**Stored entries**
--- --- ---
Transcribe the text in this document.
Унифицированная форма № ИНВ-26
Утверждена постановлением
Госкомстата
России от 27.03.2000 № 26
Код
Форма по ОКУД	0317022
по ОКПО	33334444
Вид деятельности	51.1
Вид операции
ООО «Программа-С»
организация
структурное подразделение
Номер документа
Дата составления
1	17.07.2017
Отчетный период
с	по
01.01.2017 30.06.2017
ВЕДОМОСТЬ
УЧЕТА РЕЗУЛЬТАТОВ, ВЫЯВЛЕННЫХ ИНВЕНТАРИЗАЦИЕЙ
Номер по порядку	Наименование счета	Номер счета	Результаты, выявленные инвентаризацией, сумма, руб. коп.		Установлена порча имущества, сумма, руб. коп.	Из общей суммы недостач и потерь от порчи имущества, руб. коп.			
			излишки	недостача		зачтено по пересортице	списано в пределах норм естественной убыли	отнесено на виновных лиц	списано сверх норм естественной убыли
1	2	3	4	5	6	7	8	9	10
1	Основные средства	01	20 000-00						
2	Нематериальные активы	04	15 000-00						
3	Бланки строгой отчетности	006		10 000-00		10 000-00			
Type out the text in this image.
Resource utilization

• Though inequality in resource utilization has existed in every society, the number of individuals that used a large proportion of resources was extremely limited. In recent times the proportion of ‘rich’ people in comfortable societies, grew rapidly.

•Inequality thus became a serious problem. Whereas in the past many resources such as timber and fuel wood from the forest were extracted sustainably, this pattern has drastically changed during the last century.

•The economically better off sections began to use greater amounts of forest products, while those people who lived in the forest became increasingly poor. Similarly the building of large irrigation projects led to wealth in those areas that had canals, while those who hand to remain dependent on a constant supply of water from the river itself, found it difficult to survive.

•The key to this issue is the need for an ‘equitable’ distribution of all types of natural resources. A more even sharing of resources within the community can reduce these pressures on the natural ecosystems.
--- --- ---
**WHAT YOU NEED TO DO**
Transcribe the data above in full, exactly.

**TASK SOLUTION**
Transcribe the text in this document.
Унифицированная форма № ИНВ-26
Утверждена постановлением
Госкомстата
России от 27.03.2000 № 26
Код
Форма по ОКУД	0317022
по ОКПО	33334444
Вид деятельности	51.1
Вид операции
ООО «Программа-С»
организация
структурное подразделение
Номер документа
Дата составления
1	17.07.2017
Отчетный период
с	по
01.01.2017 30.06.2017
ВЕДОМОСТЬ
УЧЕТА РЕЗУЛЬТАТОВ, ВЫЯВЛЕННЫХ ИНВЕНТАРИЗАЦИЕЙ
Номер по порядку	Наименование счета	Номер счета	Результаты, выявленные инвентаризацией, сумма, руб. коп.		Установлена порча имущества, сумма, руб. коп.	Из общей суммы недостач и потерь от порчи имущества, руб. коп.			
			излишки	недостача		зачтено по пересортице	списано в пределах норм естественной убыли	отнесено на виновных лиц	списано сверх норм естественной убыли
1	2	3	4	5	6	7	8	9	10
1	Основные средства	01	20 000-00						
2	Нематериальные активы	04	15 000-00						
3	Бланки строгой отчетности	006		10 000-00		10 000-00			
Type out the text in this image.
Resource utilization

• Though inequality in resource utilization has existed in every society, the number of individuals that used a large proportion of resources was extremely limited. In recent times the proportion of ‘rich’ people in comfortable societies, grew rapidly.

•Inequality thus became a serious problem. Whereas in the past many resources such as timber and fuel wood from the forest were extracted sustainably, this pattern has drastically changed during the last century.

•The economically better off sections began to use greater amounts of forest products, while those people who lived in the forest became increasingly poor. Similarly the building of large irrigation projects led to wealth in those areas that had canals, while those who hand to remain dependent on a constant supply of water from the river itself, found it difficult to survive.

•The key to this issue is the need for an ‘equitable’ distribution of all types of natural resources. A more even sharing of resources within the community can reduce these pressures on the natural ecosystems.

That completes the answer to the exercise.